WHAT YOU NEED TO DO = What is the number of lines in the data holding the word "JSON"? Give that number by itself.

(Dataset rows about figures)
* * * *

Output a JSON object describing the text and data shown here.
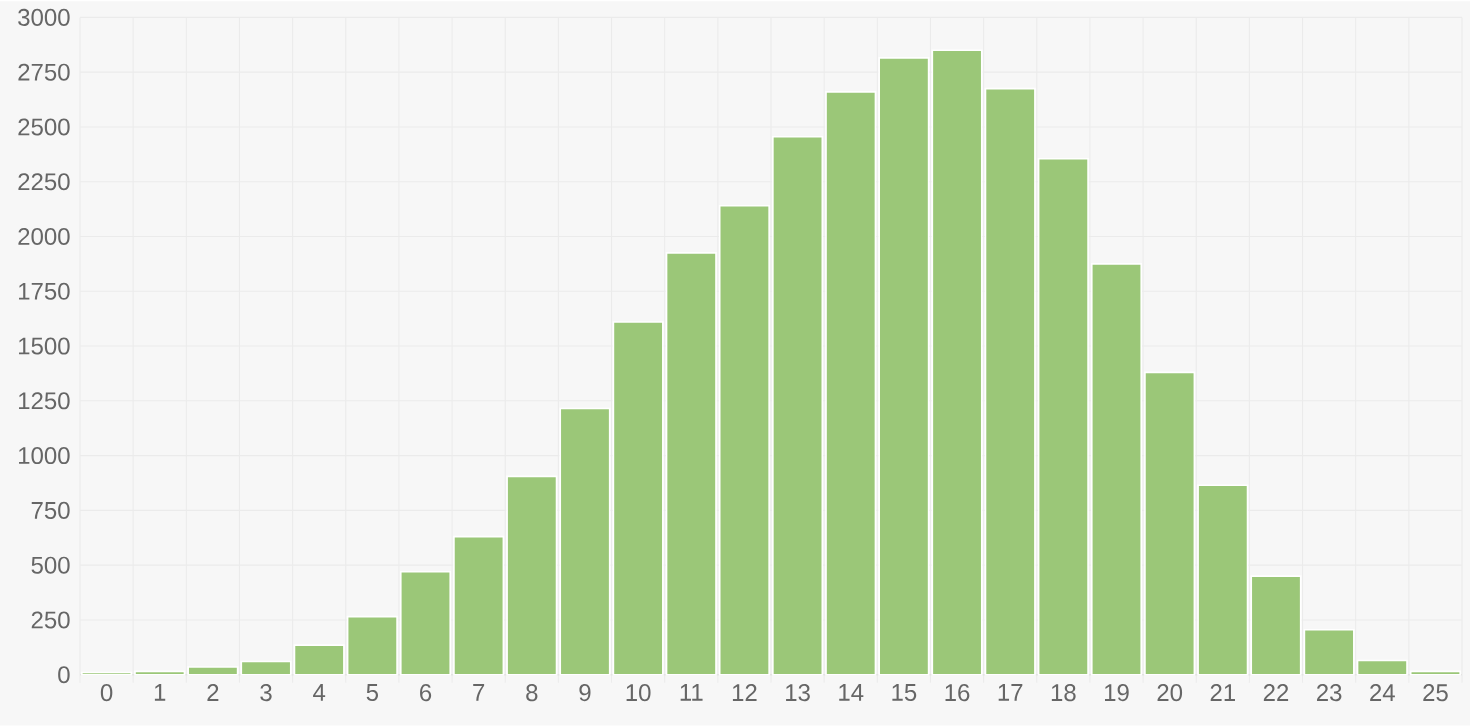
{
  "chart_data": {
    "type": "bar",
    "categories": [
      "0",
      "1",
      "2",
      "3",
      "4",
      "5",
      "6",
      "7",
      "8",
      "9",
      "10",
      "11",
      "12",
      "13",
      "14",
      "15",
      "16",
      "17",
      "18",
      "19",
      "20",
      "21",
      "22",
      "23",
      "24",
      "25"
    ],
    "values": [
      10,
      15,
      35,
      60,
      135,
      265,
      470,
      630,
      905,
      1215,
      1610,
      1925,
      2140,
      2455,
      2660,
      2815,
      2850,
      2675,
      2355,
      1875,
      1380,
      865,
      450,
      205,
      65,
      15
    ],
    "color": "#9bc778",
    "ylim": [
      0,
      3000
    ],
    "yticks": [
      0,
      250,
      500,
      750,
      1000,
      1250,
      1500,
      1750,
      2000,
      2250,
      2500,
      2750,
      3000
    ],
    "grid": true
  }
}
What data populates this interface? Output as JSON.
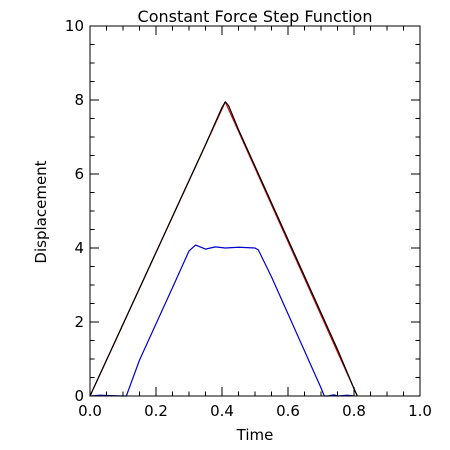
{
  "chart_data": {
    "type": "line",
    "title": "Constant Force Step Function",
    "xlabel": "Time",
    "ylabel": "Displacement",
    "xlim": [
      0.0,
      1.0
    ],
    "ylim": [
      0,
      10
    ],
    "xticks": [
      0.0,
      0.2,
      0.4,
      0.6,
      0.8,
      1.0
    ],
    "xtick_labels": [
      "0.0",
      "0.2",
      "0.4",
      "0.6",
      "0.8",
      "1.0"
    ],
    "yticks": [
      0,
      2,
      4,
      6,
      8,
      10
    ],
    "ytick_labels": [
      "0",
      "2",
      "4",
      "6",
      "8",
      "10"
    ],
    "x_minor_step": 0.05,
    "y_minor_step": 0.5,
    "grid": false,
    "legend": "none",
    "series": [
      {
        "color": "#cc0000",
        "x": [
          0.0,
          0.41,
          0.81
        ],
        "y": [
          0.0,
          7.95,
          0.0
        ]
      },
      {
        "color": "#000000",
        "x": [
          0.0,
          0.05,
          0.1,
          0.15,
          0.2,
          0.25,
          0.3,
          0.35,
          0.4,
          0.41,
          0.42,
          0.45,
          0.5,
          0.55,
          0.6,
          0.65,
          0.7,
          0.75,
          0.8,
          0.81
        ],
        "y": [
          0.0,
          0.97,
          1.94,
          2.91,
          3.88,
          4.85,
          5.82,
          6.79,
          7.8,
          7.95,
          7.85,
          7.2,
          6.21,
          5.22,
          4.23,
          3.24,
          2.25,
          1.26,
          0.2,
          0.0
        ]
      },
      {
        "color": "#0000cc",
        "x": [
          0.0,
          0.03,
          0.1,
          0.11,
          0.15,
          0.2,
          0.25,
          0.3,
          0.32,
          0.35,
          0.38,
          0.41,
          0.45,
          0.5,
          0.51,
          0.55,
          0.6,
          0.65,
          0.7,
          0.71,
          0.72,
          0.74,
          0.75,
          0.78,
          0.8
        ],
        "y": [
          0.0,
          0.02,
          0.0,
          0.0,
          0.97,
          1.95,
          2.93,
          3.92,
          4.08,
          3.97,
          4.03,
          4.0,
          4.02,
          4.0,
          3.95,
          3.22,
          2.22,
          1.22,
          0.22,
          0.0,
          0.0,
          0.03,
          0.0,
          0.02,
          0.0
        ]
      }
    ]
  }
}
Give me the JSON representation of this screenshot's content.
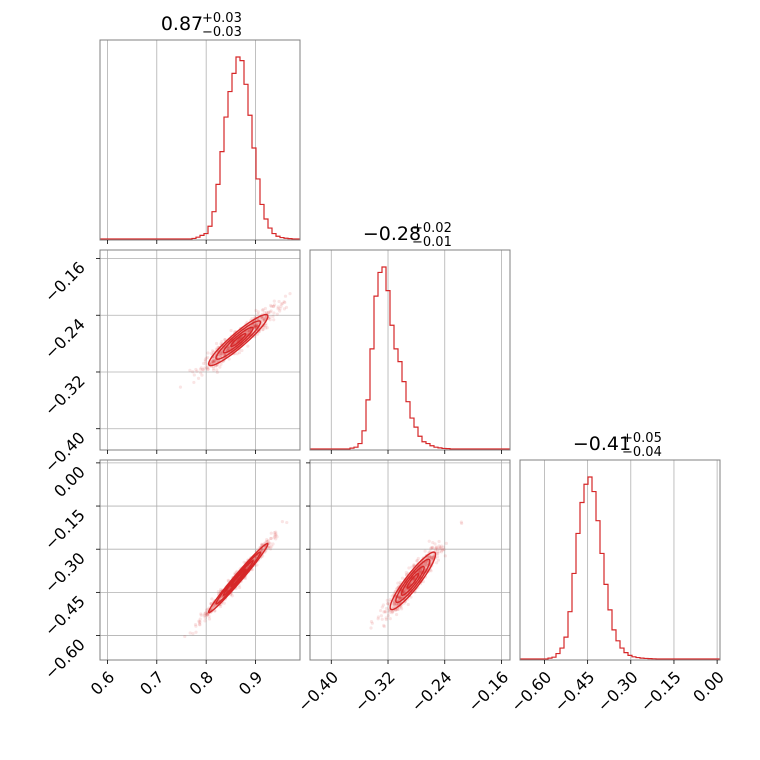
{
  "chart_data": {
    "type": "corner",
    "color": "#d62728",
    "grid": true,
    "parameters": [
      {
        "median": "0.87",
        "plus": "+0.03",
        "minus": "−0.03",
        "range": [
          0.585,
          0.99
        ],
        "ticks": [
          {
            "v": 0.6,
            "label": "0.6"
          },
          {
            "v": 0.7,
            "label": "0.7"
          },
          {
            "v": 0.8,
            "label": "0.8"
          },
          {
            "v": 0.9,
            "label": "0.9"
          }
        ]
      },
      {
        "median": "−0.28",
        "plus": "+0.02",
        "minus": "−0.01",
        "range": [
          -0.43,
          -0.148
        ],
        "ticks": [
          {
            "v": -0.16,
            "label": "−0.16"
          },
          {
            "v": -0.24,
            "label": "−0.24"
          },
          {
            "v": -0.32,
            "label": "−0.32"
          },
          {
            "v": -0.4,
            "label": "−0.40"
          }
        ]
      },
      {
        "median": "−0.41",
        "plus": "+0.05",
        "minus": "−0.04",
        "range": [
          -0.685,
          0.01
        ],
        "ticks": [
          {
            "v": 0.0,
            "label": "0.00"
          },
          {
            "v": -0.15,
            "label": "−0.15"
          },
          {
            "v": -0.3,
            "label": "−0.30"
          },
          {
            "v": -0.45,
            "label": "−0.45"
          },
          {
            "v": -0.6,
            "label": "−0.60"
          }
        ]
      }
    ],
    "histograms": [
      {
        "param": 0,
        "start": 0.585,
        "step": 0.0081,
        "counts": [
          0,
          0,
          0,
          0,
          0,
          0,
          0,
          0,
          0,
          0,
          0,
          0,
          0,
          0,
          0,
          0,
          0,
          0,
          0,
          0,
          0,
          0,
          0,
          0.003,
          0.01,
          0.02,
          0.03,
          0.07,
          0.15,
          0.3,
          0.48,
          0.67,
          0.81,
          0.91,
          1.0,
          0.98,
          0.85,
          0.68,
          0.5,
          0.33,
          0.19,
          0.11,
          0.06,
          0.03,
          0.015,
          0.008,
          0.004,
          0.002,
          0,
          0
        ]
      },
      {
        "param": 1,
        "start": -0.43,
        "step": 0.00564,
        "counts": [
          0,
          0,
          0,
          0,
          0,
          0,
          0,
          0,
          0,
          0,
          0.005,
          0.01,
          0.03,
          0.1,
          0.27,
          0.55,
          0.84,
          0.97,
          1.0,
          0.87,
          0.68,
          0.55,
          0.48,
          0.37,
          0.26,
          0.17,
          0.12,
          0.07,
          0.04,
          0.03,
          0.018,
          0.01,
          0.006,
          0.003,
          0.002,
          0,
          0,
          0,
          0,
          0,
          0,
          0,
          0,
          0,
          0,
          0,
          0,
          0,
          0,
          0
        ]
      },
      {
        "param": 2,
        "start": -0.685,
        "step": 0.0139,
        "counts": [
          0,
          0,
          0,
          0,
          0,
          0,
          0,
          0.005,
          0.01,
          0.03,
          0.06,
          0.12,
          0.26,
          0.47,
          0.69,
          0.86,
          0.96,
          1.0,
          0.92,
          0.76,
          0.58,
          0.41,
          0.27,
          0.16,
          0.1,
          0.06,
          0.035,
          0.02,
          0.012,
          0.008,
          0.005,
          0.003,
          0.002,
          0.001,
          0,
          0,
          0,
          0,
          0,
          0,
          0,
          0,
          0,
          0,
          0,
          0,
          0,
          0,
          0,
          0
        ]
      }
    ],
    "pairs": [
      {
        "x_param": 0,
        "y_param": 1,
        "corr": 0.93,
        "cx": 0.865,
        "cy": -0.275,
        "sx": 0.03,
        "sy": 0.018,
        "spread": 0.01
      },
      {
        "x_param": 0,
        "y_param": 2,
        "corr": 0.985,
        "cx": 0.865,
        "cy": -0.4,
        "sx": 0.03,
        "sy": 0.06,
        "spread": 0.005
      },
      {
        "x_param": 1,
        "y_param": 2,
        "corr": 0.92,
        "cx": -0.285,
        "cy": -0.41,
        "sx": 0.016,
        "sy": 0.05,
        "spread": 0.015
      }
    ]
  }
}
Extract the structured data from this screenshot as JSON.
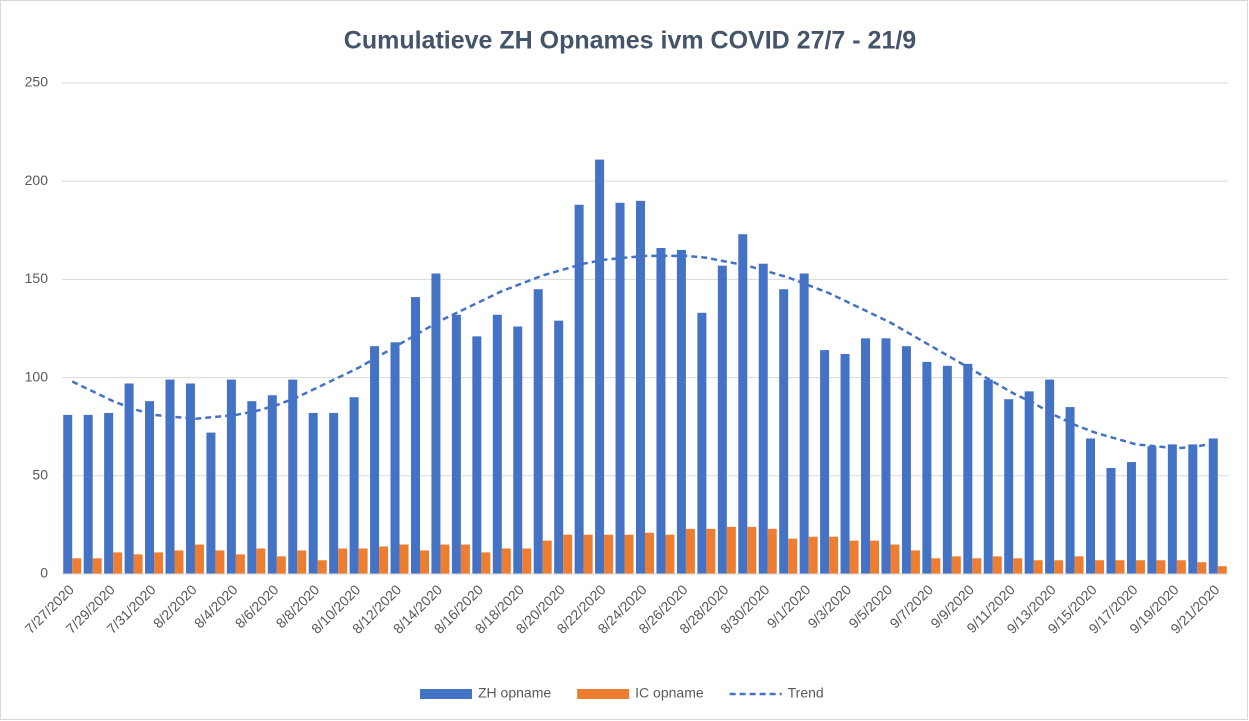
{
  "chart_data": {
    "type": "bar",
    "title": "Cumulatieve ZH Opnames ivm COVID 27/7 - 21/9",
    "categories": [
      "7/27/2020",
      null,
      "7/29/2020",
      null,
      "7/31/2020",
      null,
      "8/2/2020",
      null,
      "8/4/2020",
      null,
      "8/6/2020",
      null,
      "8/8/2020",
      null,
      "8/10/2020",
      null,
      "8/12/2020",
      null,
      "8/14/2020",
      null,
      "8/16/2020",
      null,
      "8/18/2020",
      null,
      "8/20/2020",
      null,
      "8/22/2020",
      null,
      "8/24/2020",
      null,
      "8/26/2020",
      null,
      "8/28/2020",
      null,
      "8/30/2020",
      null,
      "9/1/2020",
      null,
      "9/3/2020",
      null,
      "9/5/2020",
      null,
      "9/7/2020",
      null,
      "9/9/2020",
      null,
      "9/11/2020",
      null,
      "9/13/2020",
      null,
      "9/15/2020",
      null,
      "9/17/2020",
      null,
      "9/19/2020",
      null,
      "9/21/2020"
    ],
    "series": [
      {
        "name": "ZH opname",
        "type": "bar",
        "color": "#4472c4",
        "values": [
          81,
          81,
          82,
          97,
          88,
          99,
          97,
          72,
          99,
          88,
          91,
          99,
          82,
          82,
          90,
          116,
          118,
          141,
          153,
          132,
          121,
          132,
          126,
          145,
          129,
          188,
          211,
          189,
          190,
          166,
          165,
          133,
          157,
          173,
          158,
          145,
          153,
          114,
          112,
          120,
          120,
          116,
          108,
          106,
          107,
          99,
          89,
          93,
          99,
          85,
          69,
          54,
          57,
          65,
          66,
          66,
          69
        ]
      },
      {
        "name": "IC opname",
        "type": "bar",
        "color": "#ed7d31",
        "values": [
          8,
          8,
          11,
          10,
          11,
          12,
          15,
          12,
          10,
          13,
          9,
          12,
          7,
          13,
          13,
          14,
          15,
          12,
          15,
          15,
          11,
          13,
          13,
          17,
          20,
          20,
          20,
          20,
          21,
          20,
          23,
          23,
          24,
          24,
          23,
          18,
          19,
          19,
          17,
          17,
          15,
          12,
          8,
          9,
          8,
          9,
          8,
          7,
          7,
          9,
          7,
          7,
          7,
          7,
          7,
          6,
          4
        ]
      },
      {
        "name": "Trend",
        "type": "line",
        "dashed": true,
        "color": "#4472c4",
        "values": [
          98,
          93,
          88,
          84,
          81,
          80,
          79,
          80,
          81,
          83,
          86,
          90,
          95,
          100,
          105,
          111,
          117,
          123,
          129,
          134,
          139,
          144,
          148,
          152,
          155,
          158,
          160,
          161,
          162,
          162,
          162,
          161,
          159,
          157,
          154,
          151,
          147,
          143,
          138,
          133,
          128,
          122,
          116,
          110,
          104,
          98,
          92,
          87,
          81,
          76,
          72,
          69,
          66,
          65,
          64,
          65,
          67
        ]
      }
    ],
    "ylim": [
      0,
      250
    ],
    "yticks": [
      0,
      50,
      100,
      150,
      200,
      250
    ],
    "grid": true,
    "legend": "bottom"
  }
}
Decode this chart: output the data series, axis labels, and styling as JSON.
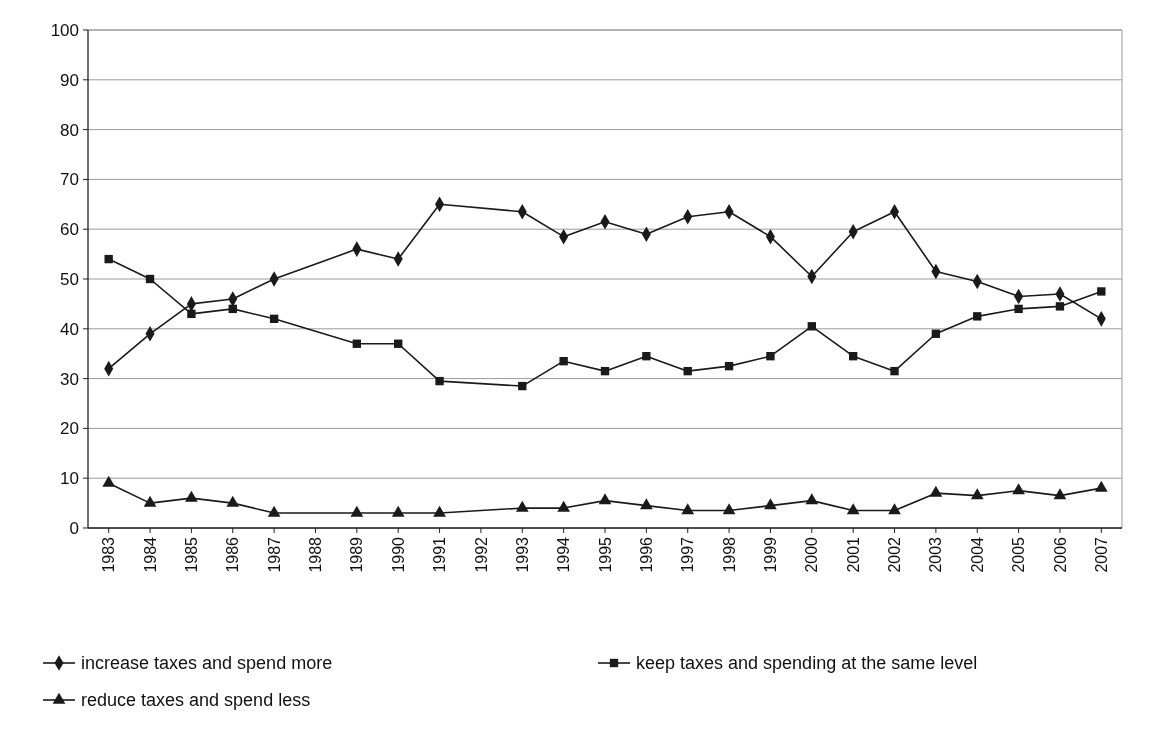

* * * *

OUTPUT = 5